Exercise details ▸ Copy out all of the material exactly.

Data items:
>>>
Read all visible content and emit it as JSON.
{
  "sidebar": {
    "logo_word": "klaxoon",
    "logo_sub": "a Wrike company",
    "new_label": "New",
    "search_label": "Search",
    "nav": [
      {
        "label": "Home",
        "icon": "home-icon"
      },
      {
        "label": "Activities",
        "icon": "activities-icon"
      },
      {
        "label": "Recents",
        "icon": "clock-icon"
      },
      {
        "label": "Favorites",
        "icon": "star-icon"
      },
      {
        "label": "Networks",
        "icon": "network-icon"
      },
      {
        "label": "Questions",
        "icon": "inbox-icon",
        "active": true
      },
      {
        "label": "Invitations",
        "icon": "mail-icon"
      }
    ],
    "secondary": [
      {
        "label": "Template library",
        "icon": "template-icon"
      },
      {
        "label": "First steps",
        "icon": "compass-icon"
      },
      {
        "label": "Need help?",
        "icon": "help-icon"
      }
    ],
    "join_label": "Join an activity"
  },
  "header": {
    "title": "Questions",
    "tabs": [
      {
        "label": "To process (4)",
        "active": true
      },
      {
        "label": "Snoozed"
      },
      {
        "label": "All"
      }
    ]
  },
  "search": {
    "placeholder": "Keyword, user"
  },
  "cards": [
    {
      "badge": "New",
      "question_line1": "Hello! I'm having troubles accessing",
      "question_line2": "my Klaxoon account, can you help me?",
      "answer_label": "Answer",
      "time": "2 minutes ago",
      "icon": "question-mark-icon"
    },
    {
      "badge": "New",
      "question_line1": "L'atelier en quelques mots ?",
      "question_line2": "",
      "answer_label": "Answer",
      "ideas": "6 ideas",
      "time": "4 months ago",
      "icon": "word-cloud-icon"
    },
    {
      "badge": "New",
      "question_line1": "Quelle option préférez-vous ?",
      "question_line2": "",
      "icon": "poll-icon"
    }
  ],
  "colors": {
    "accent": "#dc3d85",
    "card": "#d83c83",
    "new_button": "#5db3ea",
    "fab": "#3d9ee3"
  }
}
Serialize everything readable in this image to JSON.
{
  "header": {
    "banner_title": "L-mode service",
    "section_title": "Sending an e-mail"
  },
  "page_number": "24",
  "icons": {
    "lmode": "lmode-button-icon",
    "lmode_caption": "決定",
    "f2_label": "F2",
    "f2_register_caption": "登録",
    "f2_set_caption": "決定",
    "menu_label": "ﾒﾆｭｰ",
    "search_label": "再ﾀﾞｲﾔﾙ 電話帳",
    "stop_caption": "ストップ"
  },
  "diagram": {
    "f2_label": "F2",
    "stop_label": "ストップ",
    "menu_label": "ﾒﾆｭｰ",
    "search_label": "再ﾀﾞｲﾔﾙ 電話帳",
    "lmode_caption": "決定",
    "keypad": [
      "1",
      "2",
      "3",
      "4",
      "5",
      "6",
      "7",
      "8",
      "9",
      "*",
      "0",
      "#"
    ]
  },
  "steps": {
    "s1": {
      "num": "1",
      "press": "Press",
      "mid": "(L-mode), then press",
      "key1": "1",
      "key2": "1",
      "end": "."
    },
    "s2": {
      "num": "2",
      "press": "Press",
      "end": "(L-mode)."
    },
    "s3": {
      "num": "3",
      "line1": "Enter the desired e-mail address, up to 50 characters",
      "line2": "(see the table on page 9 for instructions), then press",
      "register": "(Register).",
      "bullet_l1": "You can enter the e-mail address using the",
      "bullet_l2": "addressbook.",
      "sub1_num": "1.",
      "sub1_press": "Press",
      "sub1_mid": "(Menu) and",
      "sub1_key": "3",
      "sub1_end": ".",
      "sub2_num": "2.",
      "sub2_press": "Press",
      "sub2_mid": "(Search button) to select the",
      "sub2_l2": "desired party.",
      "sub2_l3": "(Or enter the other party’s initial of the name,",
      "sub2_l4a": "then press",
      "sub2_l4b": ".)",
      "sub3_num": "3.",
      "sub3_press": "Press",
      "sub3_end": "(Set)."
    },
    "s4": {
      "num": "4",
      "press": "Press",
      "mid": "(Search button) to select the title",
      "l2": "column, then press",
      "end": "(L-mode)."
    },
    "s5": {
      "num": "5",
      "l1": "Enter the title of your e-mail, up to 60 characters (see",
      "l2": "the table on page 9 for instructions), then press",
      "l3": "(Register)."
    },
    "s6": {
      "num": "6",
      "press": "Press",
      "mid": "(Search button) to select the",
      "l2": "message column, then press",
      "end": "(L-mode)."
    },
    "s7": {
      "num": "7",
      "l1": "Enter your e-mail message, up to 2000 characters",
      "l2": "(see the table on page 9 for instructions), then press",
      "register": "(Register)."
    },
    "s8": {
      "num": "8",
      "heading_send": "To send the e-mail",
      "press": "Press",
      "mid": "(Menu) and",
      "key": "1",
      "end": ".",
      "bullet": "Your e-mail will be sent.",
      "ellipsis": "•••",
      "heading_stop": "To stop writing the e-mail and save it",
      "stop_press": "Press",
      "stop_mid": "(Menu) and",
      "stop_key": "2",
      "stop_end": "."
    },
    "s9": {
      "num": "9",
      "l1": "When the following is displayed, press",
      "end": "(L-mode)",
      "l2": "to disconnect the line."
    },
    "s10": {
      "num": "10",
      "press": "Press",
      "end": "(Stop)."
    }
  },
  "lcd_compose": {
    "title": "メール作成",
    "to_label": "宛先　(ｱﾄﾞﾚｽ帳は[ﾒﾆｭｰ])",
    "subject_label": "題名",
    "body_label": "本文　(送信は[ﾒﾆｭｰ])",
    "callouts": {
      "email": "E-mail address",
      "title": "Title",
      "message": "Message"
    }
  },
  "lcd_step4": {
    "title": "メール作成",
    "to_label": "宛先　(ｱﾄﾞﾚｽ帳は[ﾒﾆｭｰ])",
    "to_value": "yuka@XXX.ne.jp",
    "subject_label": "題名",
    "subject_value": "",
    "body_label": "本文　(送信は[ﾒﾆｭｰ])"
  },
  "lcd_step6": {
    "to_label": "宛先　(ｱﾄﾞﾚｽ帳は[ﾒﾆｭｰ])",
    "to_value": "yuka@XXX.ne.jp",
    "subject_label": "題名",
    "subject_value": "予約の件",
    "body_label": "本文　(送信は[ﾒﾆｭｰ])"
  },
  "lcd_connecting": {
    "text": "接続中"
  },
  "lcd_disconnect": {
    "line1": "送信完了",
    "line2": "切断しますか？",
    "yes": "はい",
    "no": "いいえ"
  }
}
<<<
Complete output ▸
Read all visible content and emit it as JSON.
{
  "sidebar": {
    "logo_word": "klaxoon",
    "logo_sub": "a Wrike company",
    "new_label": "New",
    "search_label": "Search",
    "nav": [
      {
        "label": "Home",
        "icon": "home-icon"
      },
      {
        "label": "Activities",
        "icon": "activities-icon"
      },
      {
        "label": "Recents",
        "icon": "clock-icon"
      },
      {
        "label": "Favorites",
        "icon": "star-icon"
      },
      {
        "label": "Networks",
        "icon": "network-icon"
      },
      {
        "label": "Questions",
        "icon": "inbox-icon",
        "active": true
      },
      {
        "label": "Invitations",
        "icon": "mail-icon"
      }
    ],
    "secondary": [
      {
        "label": "Template library",
        "icon": "template-icon"
      },
      {
        "label": "First steps",
        "icon": "compass-icon"
      },
      {
        "label": "Need help?",
        "icon": "help-icon"
      }
    ],
    "join_label": "Join an activity"
  },
  "header": {
    "title": "Questions",
    "tabs": [
      {
        "label": "To process (4)",
        "active": true
      },
      {
        "label": "Snoozed"
      },
      {
        "label": "All"
      }
    ]
  },
  "search": {
    "placeholder": "Keyword, user"
  },
  "cards": [
    {
      "badge": "New",
      "question_line1": "Hello! I'm having troubles accessing",
      "question_line2": "my Klaxoon account, can you help me?",
      "answer_label": "Answer",
      "time": "2 minutes ago",
      "icon": "question-mark-icon"
    },
    {
      "badge": "New",
      "question_line1": "L'atelier en quelques mots ?",
      "question_line2": "",
      "answer_label": "Answer",
      "ideas": "6 ideas",
      "time": "4 months ago",
      "icon": "word-cloud-icon"
    },
    {
      "badge": "New",
      "question_line1": "Quelle option préférez-vous ?",
      "question_line2": "",
      "icon": "poll-icon"
    }
  ],
  "colors": {
    "accent": "#dc3d85",
    "card": "#d83c83",
    "new_button": "#5db3ea",
    "fab": "#3d9ee3"
  }
}
Serialize everything readable in this image to JSON.
{
  "header": {
    "banner_title": "L-mode service",
    "section_title": "Sending an e-mail"
  },
  "page_number": "24",
  "icons": {
    "lmode": "lmode-button-icon",
    "lmode_caption": "決定",
    "f2_label": "F2",
    "f2_register_caption": "登録",
    "f2_set_caption": "決定",
    "menu_label": "ﾒﾆｭｰ",
    "search_label": "再ﾀﾞｲﾔﾙ 電話帳",
    "stop_caption": "ストップ"
  },
  "diagram": {
    "f2_label": "F2",
    "stop_label": "ストップ",
    "menu_label": "ﾒﾆｭｰ",
    "search_label": "再ﾀﾞｲﾔﾙ 電話帳",
    "lmode_caption": "決定",
    "keypad": [
      "1",
      "2",
      "3",
      "4",
      "5",
      "6",
      "7",
      "8",
      "9",
      "*",
      "0",
      "#"
    ]
  },
  "steps": {
    "s1": {
      "num": "1",
      "press": "Press",
      "mid": "(L-mode), then press",
      "key1": "1",
      "key2": "1",
      "end": "."
    },
    "s2": {
      "num": "2",
      "press": "Press",
      "end": "(L-mode)."
    },
    "s3": {
      "num": "3",
      "line1": "Enter the desired e-mail address, up to 50 characters",
      "line2": "(see the table on page 9 for instructions), then press",
      "register": "(Register).",
      "bullet_l1": "You can enter the e-mail address using the",
      "bullet_l2": "addressbook.",
      "sub1_num": "1.",
      "sub1_press": "Press",
      "sub1_mid": "(Menu) and",
      "sub1_key": "3",
      "sub1_end": ".",
      "sub2_num": "2.",
      "sub2_press": "Press",
      "sub2_mid": "(Search button) to select the",
      "sub2_l2": "desired party.",
      "sub2_l3": "(Or enter the other party’s initial of the name,",
      "sub2_l4a": "then press",
      "sub2_l4b": ".)",
      "sub3_num": "3.",
      "sub3_press": "Press",
      "sub3_end": "(Set)."
    },
    "s4": {
      "num": "4",
      "press": "Press",
      "mid": "(Search button) to select the title",
      "l2": "column, then press",
      "end": "(L-mode)."
    },
    "s5": {
      "num": "5",
      "l1": "Enter the title of your e-mail, up to 60 characters (see",
      "l2": "the table on page 9 for instructions), then press",
      "l3": "(Register)."
    },
    "s6": {
      "num": "6",
      "press": "Press",
      "mid": "(Search button) to select the",
      "l2": "message column, then press",
      "end": "(L-mode)."
    },
    "s7": {
      "num": "7",
      "l1": "Enter your e-mail message, up to 2000 characters",
      "l2": "(see the table on page 9 for instructions), then press",
      "register": "(Register)."
    },
    "s8": {
      "num": "8",
      "heading_send": "To send the e-mail",
      "press": "Press",
      "mid": "(Menu) and",
      "key": "1",
      "end": ".",
      "bullet": "Your e-mail will be sent.",
      "ellipsis": "•••",
      "heading_stop": "To stop writing the e-mail and save it",
      "stop_press": "Press",
      "stop_mid": "(Menu) and",
      "stop_key": "2",
      "stop_end": "."
    },
    "s9": {
      "num": "9",
      "l1": "When the following is displayed, press",
      "end": "(L-mode)",
      "l2": "to disconnect the line."
    },
    "s10": {
      "num": "10",
      "press": "Press",
      "end": "(Stop)."
    }
  },
  "lcd_compose": {
    "title": "メール作成",
    "to_label": "宛先　(ｱﾄﾞﾚｽ帳は[ﾒﾆｭｰ])",
    "subject_label": "題名",
    "body_label": "本文　(送信は[ﾒﾆｭｰ])",
    "callouts": {
      "email": "E-mail address",
      "title": "Title",
      "message": "Message"
    }
  },
  "lcd_step4": {
    "title": "メール作成",
    "to_label": "宛先　(ｱﾄﾞﾚｽ帳は[ﾒﾆｭｰ])",
    "to_value": "yuka@XXX.ne.jp",
    "subject_label": "題名",
    "subject_value": "",
    "body_label": "本文　(送信は[ﾒﾆｭｰ])"
  },
  "lcd_step6": {
    "to_label": "宛先　(ｱﾄﾞﾚｽ帳は[ﾒﾆｭｰ])",
    "to_value": "yuka@XXX.ne.jp",
    "subject_label": "題名",
    "subject_value": "予約の件",
    "body_label": "本文　(送信は[ﾒﾆｭｰ])"
  },
  "lcd_connecting": {
    "text": "接続中"
  },
  "lcd_disconnect": {
    "line1": "送信完了",
    "line2": "切断しますか？",
    "yes": "はい",
    "no": "いいえ"
  }
}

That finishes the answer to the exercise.